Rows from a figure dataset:

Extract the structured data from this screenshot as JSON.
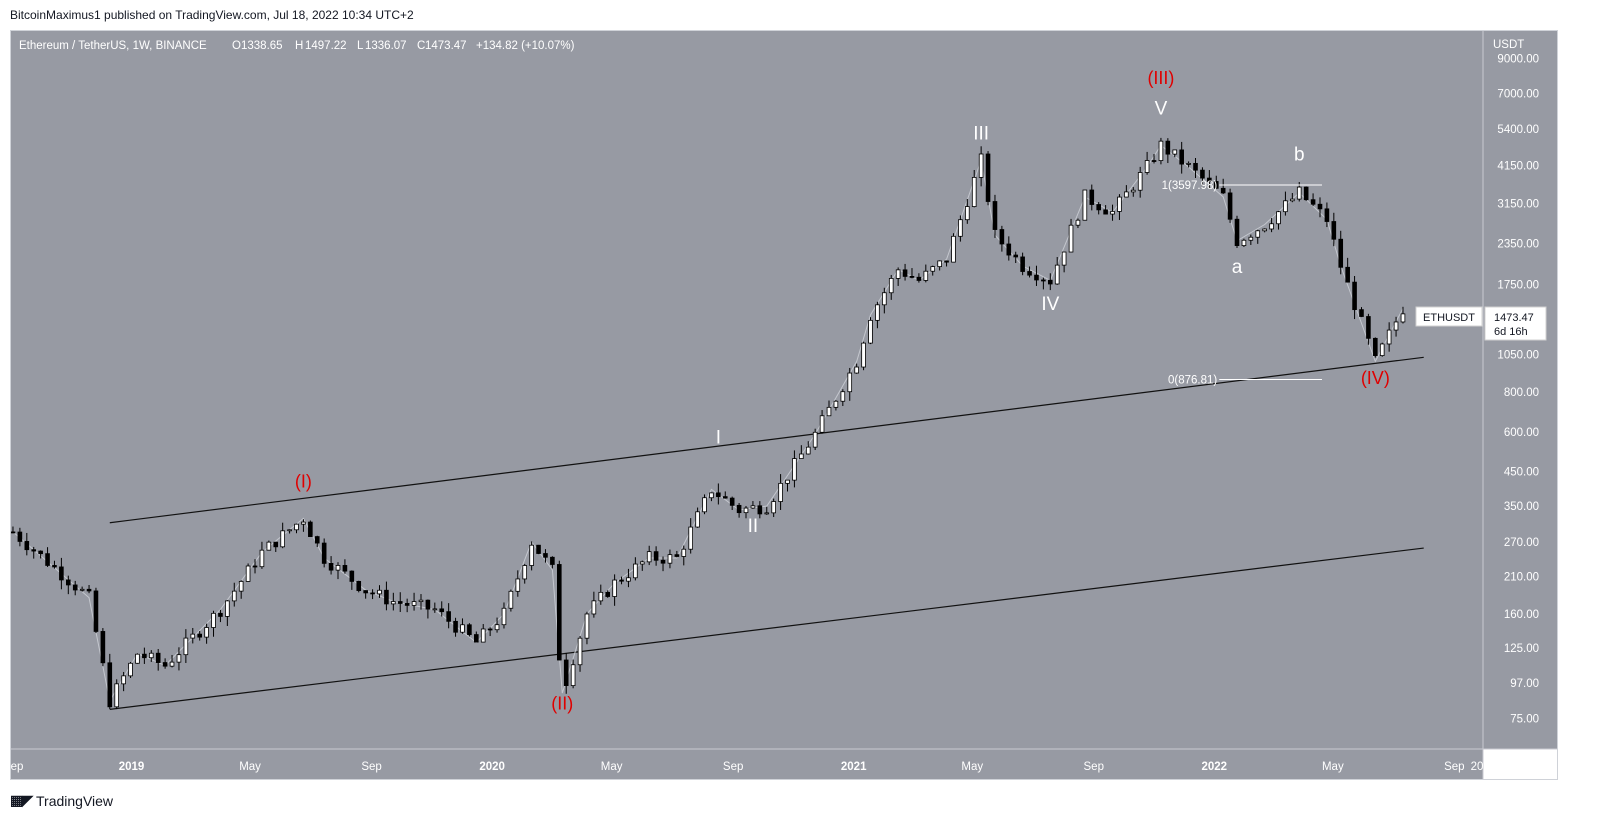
{
  "publisher_line": "BitcoinMaximus1 published on TradingView.com, Jul 18, 2022 10:34 UTC+2",
  "brand": {
    "name": "TradingView",
    "logo_icon": "tradingview-logo-icon"
  },
  "header": {
    "symbol": "Ethereum / TetherUS, 1W, BINANCE",
    "o_label": "O",
    "o": "1338.65",
    "h_label": "H",
    "h": "1497.22",
    "l_label": "L",
    "l": "1336.07",
    "c_label": "C",
    "c": "1473.47",
    "change": "+134.82 (+10.07%)"
  },
  "colors": {
    "plot_bg": "#979aa3",
    "candle_up": "#ffffff",
    "candle_down": "#000000",
    "red_label": "#e00000",
    "white_label": "#ffffff",
    "axis_text": "#ffffff"
  },
  "price_axis": {
    "currency": "USDT",
    "ticks": [
      "9000.00",
      "7000.00",
      "5400.00",
      "4150.00",
      "3150.00",
      "2350.00",
      "1750.00",
      "1050.00",
      "800.00",
      "600.00",
      "450.00",
      "350.00",
      "270.00",
      "210.00",
      "160.00",
      "125.00",
      "97.00",
      "75.00"
    ]
  },
  "time_axis": {
    "ticks": [
      "ep",
      "2019",
      "May",
      "Sep",
      "2020",
      "May",
      "Sep",
      "2021",
      "May",
      "Sep",
      "2022",
      "May",
      "Sep",
      "20"
    ]
  },
  "last_price": {
    "symbol": "ETHUSDT",
    "price": "1473.47",
    "countdown": "6d 16h"
  },
  "wave_labels": {
    "red": [
      "(I)",
      "(II)",
      "(III)",
      "(IV)"
    ],
    "white": [
      "I",
      "II",
      "III",
      "IV",
      "V",
      "a",
      "b"
    ]
  },
  "fib": {
    "top": "1(3597.98)",
    "bottom": "0(876.81)"
  },
  "chart_data": {
    "type": "line",
    "title": "Ethereum / TetherUS, 1W, BINANCE",
    "scale": "log",
    "ylim": [
      60,
      11000
    ],
    "x_range": [
      "2018-09-01",
      "2022-09-30"
    ],
    "series": [
      {
        "x": [
          "2018-09-03",
          "2018-11-19",
          "2018-12-10",
          "2019-01-07",
          "2019-02-04",
          "2019-04-01",
          "2019-05-13",
          "2019-06-24",
          "2019-07-15",
          "2019-08-26",
          "2019-09-23",
          "2019-11-04",
          "2019-12-16",
          "2020-01-13",
          "2020-02-10",
          "2020-03-02",
          "2020-03-12",
          "2020-04-06",
          "2020-05-04",
          "2020-06-08",
          "2020-07-06",
          "2020-08-10",
          "2020-09-07",
          "2020-10-05",
          "2020-11-02",
          "2020-11-23",
          "2021-01-04",
          "2021-01-18",
          "2021-02-15",
          "2021-03-08",
          "2021-04-05",
          "2021-05-10",
          "2021-05-24",
          "2021-06-21",
          "2021-07-19",
          "2021-08-23",
          "2021-09-20",
          "2021-10-25",
          "2021-11-08",
          "2021-12-06",
          "2022-01-10",
          "2022-01-24",
          "2022-02-21",
          "2022-03-28",
          "2022-04-25",
          "2022-05-09",
          "2022-06-13",
          "2022-07-11"
        ],
        "values": [
          290,
          180,
          85,
          120,
          110,
          165,
          250,
          320,
          240,
          190,
          175,
          165,
          130,
          160,
          270,
          220,
          90,
          160,
          200,
          240,
          240,
          395,
          340,
          350,
          470,
          590,
          1000,
          1400,
          1950,
          1800,
          2100,
          4300,
          2500,
          2000,
          1800,
          3300,
          2950,
          4100,
          4800,
          4100,
          3300,
          2400,
          2700,
          3400,
          2800,
          2000,
          1000,
          1470
        ]
      }
    ],
    "annotations": [
      {
        "text": "(I)",
        "x": "2019-06-24",
        "y": 400
      },
      {
        "text": "(II)",
        "x": "2020-03-12",
        "y": 80
      },
      {
        "text": "(III)",
        "x": "2021-11-08",
        "y": 7500
      },
      {
        "text": "(IV)",
        "x": "2022-06-13",
        "y": 850
      },
      {
        "text": "I",
        "x": "2020-08-17",
        "y": 550
      },
      {
        "text": "II",
        "x": "2020-09-21",
        "y": 290
      },
      {
        "text": "III",
        "x": "2021-05-10",
        "y": 5000
      },
      {
        "text": "IV",
        "x": "2021-07-19",
        "y": 1450
      },
      {
        "text": "V",
        "x": "2021-11-08",
        "y": 6000
      },
      {
        "text": "a",
        "x": "2022-01-24",
        "y": 1900
      },
      {
        "text": "b",
        "x": "2022-03-28",
        "y": 4300
      }
    ],
    "channel": {
      "upper": {
        "from": {
          "x": "2018-12-10",
          "y": 310
        },
        "to": {
          "x": "2022-08-01",
          "y": 1030
        }
      },
      "lower": {
        "from": {
          "x": "2018-12-10",
          "y": 80
        },
        "to": {
          "x": "2022-08-01",
          "y": 258
        }
      }
    },
    "fib_levels": [
      {
        "label": "1(3597.98)",
        "y": 3597.98
      },
      {
        "label": "0(876.81)",
        "y": 876.81
      }
    ],
    "grid": false,
    "legend": "none"
  }
}
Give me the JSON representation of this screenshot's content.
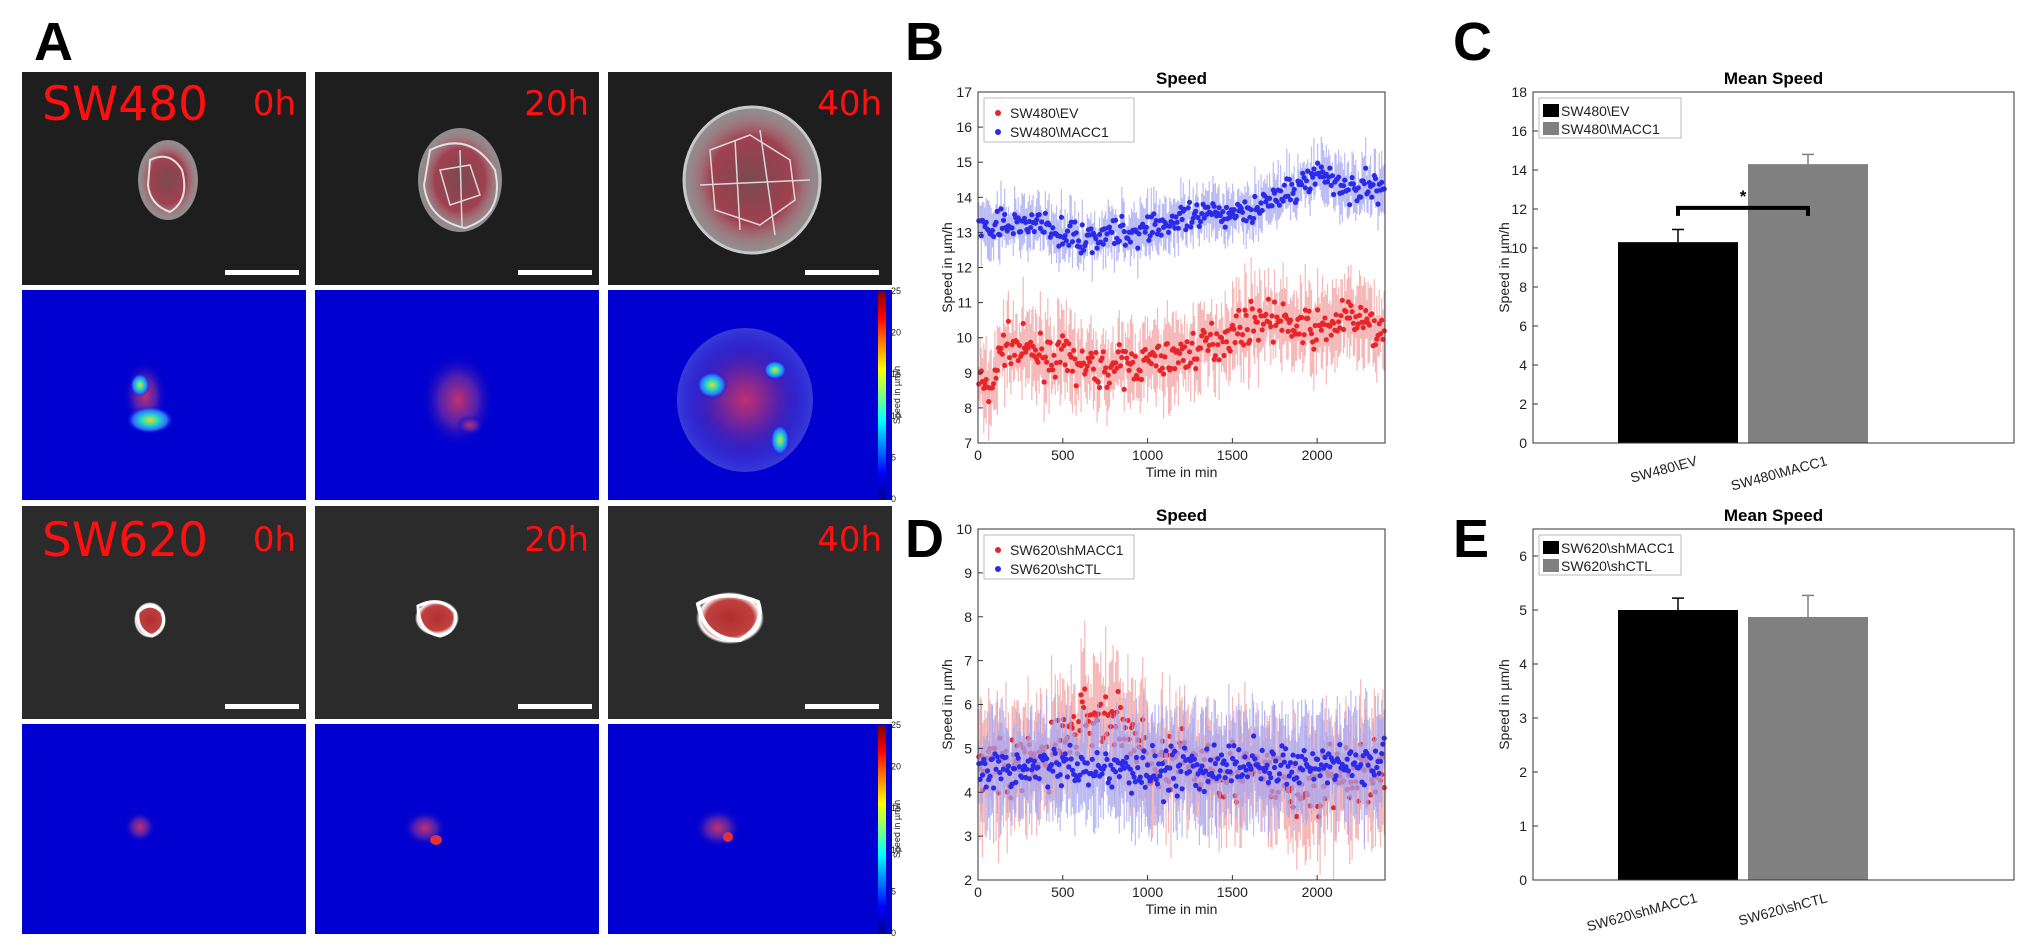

> Task objective: Reproduce each entry precisely, dropping only the pictures.

> Task response:
Extract the structured data from this screenshot as JSON.
{
  "publisher_line": "BitcoinMaximus1 published on TradingView.com, Jul 18, 2022 10:34 UTC+2",
  "brand": {
    "name": "TradingView",
    "logo_icon": "tradingview-logo-icon"
  },
  "header": {
    "symbol": "Ethereum / TetherUS, 1W, BINANCE",
    "o_label": "O",
    "o": "1338.65",
    "h_label": "H",
    "h": "1497.22",
    "l_label": "L",
    "l": "1336.07",
    "c_label": "C",
    "c": "1473.47",
    "change": "+134.82 (+10.07%)"
  },
  "colors": {
    "plot_bg": "#979aa3",
    "candle_up": "#ffffff",
    "candle_down": "#000000",
    "red_label": "#e00000",
    "white_label": "#ffffff",
    "axis_text": "#ffffff"
  },
  "price_axis": {
    "currency": "USDT",
    "ticks": [
      "9000.00",
      "7000.00",
      "5400.00",
      "4150.00",
      "3150.00",
      "2350.00",
      "1750.00",
      "1050.00",
      "800.00",
      "600.00",
      "450.00",
      "350.00",
      "270.00",
      "210.00",
      "160.00",
      "125.00",
      "97.00",
      "75.00"
    ]
  },
  "time_axis": {
    "ticks": [
      "ep",
      "2019",
      "May",
      "Sep",
      "2020",
      "May",
      "Sep",
      "2021",
      "May",
      "Sep",
      "2022",
      "May",
      "Sep",
      "20"
    ]
  },
  "last_price": {
    "symbol": "ETHUSDT",
    "price": "1473.47",
    "countdown": "6d 16h"
  },
  "wave_labels": {
    "red": [
      "(I)",
      "(II)",
      "(III)",
      "(IV)"
    ],
    "white": [
      "I",
      "II",
      "III",
      "IV",
      "V",
      "a",
      "b"
    ]
  },
  "fib": {
    "top": "1(3597.98)",
    "bottom": "0(876.81)"
  },
  "chart_data": {
    "type": "line",
    "title": "Ethereum / TetherUS, 1W, BINANCE",
    "scale": "log",
    "ylim": [
      60,
      11000
    ],
    "x_range": [
      "2018-09-01",
      "2022-09-30"
    ],
    "series": [
      {
        "x": [
          "2018-09-03",
          "2018-11-19",
          "2018-12-10",
          "2019-01-07",
          "2019-02-04",
          "2019-04-01",
          "2019-05-13",
          "2019-06-24",
          "2019-07-15",
          "2019-08-26",
          "2019-09-23",
          "2019-11-04",
          "2019-12-16",
          "2020-01-13",
          "2020-02-10",
          "2020-03-02",
          "2020-03-12",
          "2020-04-06",
          "2020-05-04",
          "2020-06-08",
          "2020-07-06",
          "2020-08-10",
          "2020-09-07",
          "2020-10-05",
          "2020-11-02",
          "2020-11-23",
          "2021-01-04",
          "2021-01-18",
          "2021-02-15",
          "2021-03-08",
          "2021-04-05",
          "2021-05-10",
          "2021-05-24",
          "2021-06-21",
          "2021-07-19",
          "2021-08-23",
          "2021-09-20",
          "2021-10-25",
          "2021-11-08",
          "2021-12-06",
          "2022-01-10",
          "2022-01-24",
          "2022-02-21",
          "2022-03-28",
          "2022-04-25",
          "2022-05-09",
          "2022-06-13",
          "2022-07-11"
        ],
        "values": [
          290,
          180,
          85,
          120,
          110,
          165,
          250,
          320,
          240,
          190,
          175,
          165,
          130,
          160,
          270,
          220,
          90,
          160,
          200,
          240,
          240,
          395,
          340,
          350,
          470,
          590,
          1000,
          1400,
          1950,
          1800,
          2100,
          4300,
          2500,
          2000,
          1800,
          3300,
          2950,
          4100,
          4800,
          4100,
          3300,
          2400,
          2700,
          3400,
          2800,
          2000,
          1000,
          1470
        ]
      }
    ],
    "annotations": [
      {
        "text": "(I)",
        "x": "2019-06-24",
        "y": 400
      },
      {
        "text": "(II)",
        "x": "2020-03-12",
        "y": 80
      },
      {
        "text": "(III)",
        "x": "2021-11-08",
        "y": 7500
      },
      {
        "text": "(IV)",
        "x": "2022-06-13",
        "y": 850
      },
      {
        "text": "I",
        "x": "2020-08-17",
        "y": 550
      },
      {
        "text": "II",
        "x": "2020-09-21",
        "y": 290
      },
      {
        "text": "III",
        "x": "2021-05-10",
        "y": 5000
      },
      {
        "text": "IV",
        "x": "2021-07-19",
        "y": 1450
      },
      {
        "text": "V",
        "x": "2021-11-08",
        "y": 6000
      },
      {
        "text": "a",
        "x": "2022-01-24",
        "y": 1900
      },
      {
        "text": "b",
        "x": "2022-03-28",
        "y": 4300
      }
    ],
    "channel": {
      "upper": {
        "from": {
          "x": "2018-12-10",
          "y": 310
        },
        "to": {
          "x": "2022-08-01",
          "y": 1030
        }
      },
      "lower": {
        "from": {
          "x": "2018-12-10",
          "y": 80
        },
        "to": {
          "x": "2022-08-01",
          "y": 258
        }
      }
    },
    "fib_levels": [
      {
        "label": "1(3597.98)",
        "y": 3597.98
      },
      {
        "label": "0(876.81)",
        "y": 876.81
      }
    ],
    "grid": false,
    "legend": "none"
  }
}
Give me the JSON representation of this screenshot's content.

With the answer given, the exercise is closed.